▶ **Task instructions**: Transcribe the data in full and exactly, omitting any pictures.

▶ **Record extracts**:
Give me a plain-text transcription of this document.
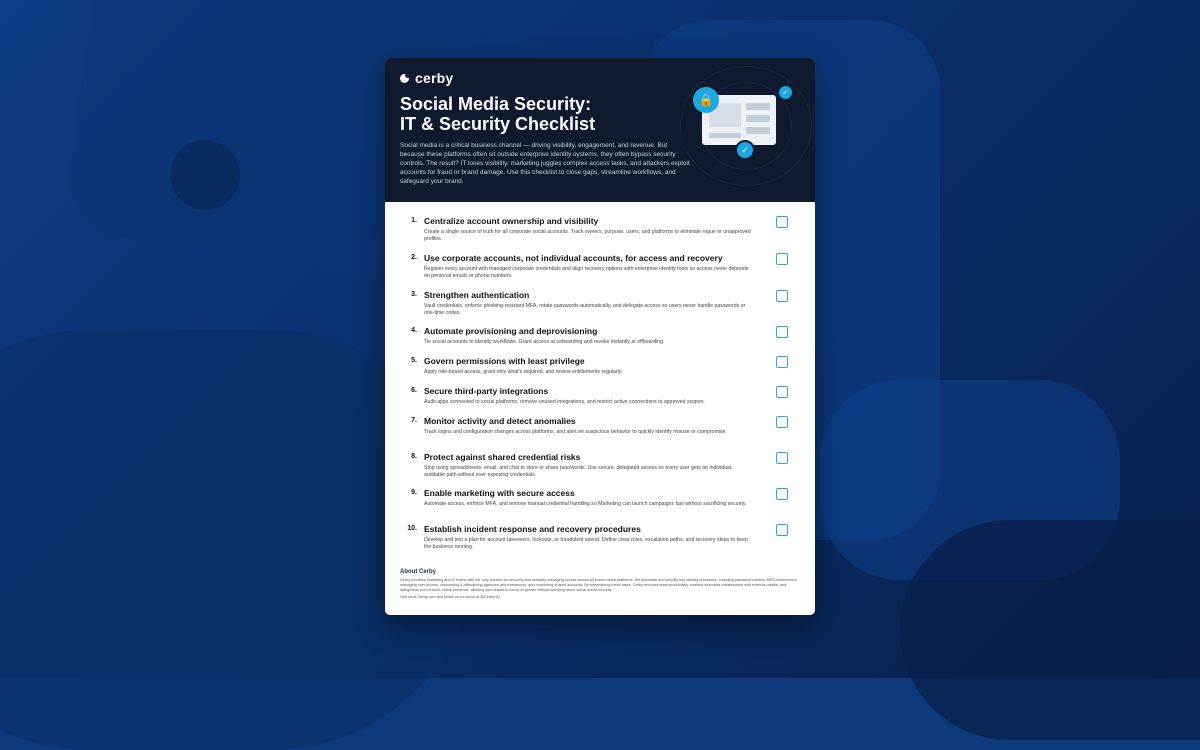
cerby
Social Media Security:
IT & Security Checklist
Social media is a critical business channel — driving visibility, engagement, and revenue. But because these platforms often sit outside enterprise identity systems, they often bypass security controls. The result? IT loses visibility, marketing juggles complex access tasks, and attackers exploit accounts for fraud or brand damage. Use this checklist to close gaps, streamline workflows, and safeguard your brand.
🔒
✓
✓
1. Centralize account ownership and visibility
Create a single source of truth for all corporate social accounts. Track owners, purpose, users, and platforms to eliminate rogue or unapproved profiles.
2. Use corporate accounts, not individual accounts, for access and recovery
Register every account with managed corporate credentials and align recovery options with enterprise identity tools so access never depends on personal emails or phone numbers.
3. Strengthen authentication
Vault credentials, enforce phishing-resistant MFA, rotate passwords automatically, and delegate access so users never handle passwords or one-time codes.
4. Automate provisioning and deprovisioning
Tie social accounts to identity workflows. Grant access at onboarding and revoke instantly at offboarding.
5. Govern permissions with least privilege
Apply role-based access, grant only what's required, and review entitlements regularly.
6. Secure third-party integrations
Audit apps connected to social platforms, remove unused integrations, and restrict active connections to approved scopes.
7. Monitor activity and detect anomalies
Track logins and configuration changes across platforms, and alert on suspicious behavior to quickly identify misuse or compromise.
8. Protect against shared credential risks
Stop using spreadsheets, email, and chat to store or share passwords. Use secure, delegated access so every user gets an individual, auditable path without ever exposing credentials.
9. Enable marketing with secure access
Automate access, enforce MFA, and remove manual credential handling so Marketing can launch campaigns fast without sacrificing security.
10. Establish incident response and recovery procedures
Develop and test a plan for account takeovers, lockouts, or fraudulent spend. Define clear roles, escalation paths, and recovery steps to keep the business running.
About Cerby
Cerby provides Marketing and IT teams with the only solution for securely and centrally managing access across all social media platforms. We automate and simplify key identity processes, including password rotation, MFA enforcement, managing user access, onboarding & offboarding agencies and freelancers, and monitoring shared accounts. By streamlining these tasks, Cerby removes team productivity, enables seamless collaboration with external parties, and safeguards your brand's online presence, allowing your teams to focus on growth without worrying about social media security.
Visit us at Cerby.com and follow us on social at @CerbyHQ.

▶ **Result of the task**:
Give me a plain-text transcription of this document.
cerby
Social Media Security:
IT & Security Checklist
Social media is a critical business channel — driving visibility, engagement, and revenue. But because these platforms often sit outside enterprise identity systems, they often bypass security controls. The result? IT loses visibility, marketing juggles complex access tasks, and attackers exploit accounts for fraud or brand damage. Use this checklist to close gaps, streamline workflows, and safeguard your brand.
🔒
✓
✓
1. Centralize account ownership and visibility
Create a single source of truth for all corporate social accounts. Track owners, purpose, users, and platforms to eliminate rogue or unapproved profiles.
2. Use corporate accounts, not individual accounts, for access and recovery
Register every account with managed corporate credentials and align recovery options with enterprise identity tools so access never depends on personal emails or phone numbers.
3. Strengthen authentication
Vault credentials, enforce phishing-resistant MFA, rotate passwords automatically, and delegate access so users never handle passwords or one-time codes.
4. Automate provisioning and deprovisioning
Tie social accounts to identity workflows. Grant access at onboarding and revoke instantly at offboarding.
5. Govern permissions with least privilege
Apply role-based access, grant only what's required, and review entitlements regularly.
6. Secure third-party integrations
Audit apps connected to social platforms, remove unused integrations, and restrict active connections to approved scopes.
7. Monitor activity and detect anomalies
Track logins and configuration changes across platforms, and alert on suspicious behavior to quickly identify misuse or compromise.
8. Protect against shared credential risks
Stop using spreadsheets, email, and chat to store or share passwords. Use secure, delegated access so every user gets an individual, auditable path without ever exposing credentials.
9. Enable marketing with secure access
Automate access, enforce MFA, and remove manual credential handling so Marketing can launch campaigns fast without sacrificing security.
10. Establish incident response and recovery procedures
Develop and test a plan for account takeovers, lockouts, or fraudulent spend. Define clear roles, escalation paths, and recovery steps to keep the business running.
About Cerby
Cerby provides Marketing and IT teams with the only solution for securely and centrally managing access across all social media platforms. We automate and simplify key identity processes, including password rotation, MFA enforcement, managing user access, onboarding & offboarding agencies and freelancers, and monitoring shared accounts. By streamlining these tasks, Cerby removes team productivity, enables seamless collaboration with external parties, and safeguards your brand's online presence, allowing your teams to focus on growth without worrying about social media security.
Visit us at Cerby.com and follow us on social at @CerbyHQ.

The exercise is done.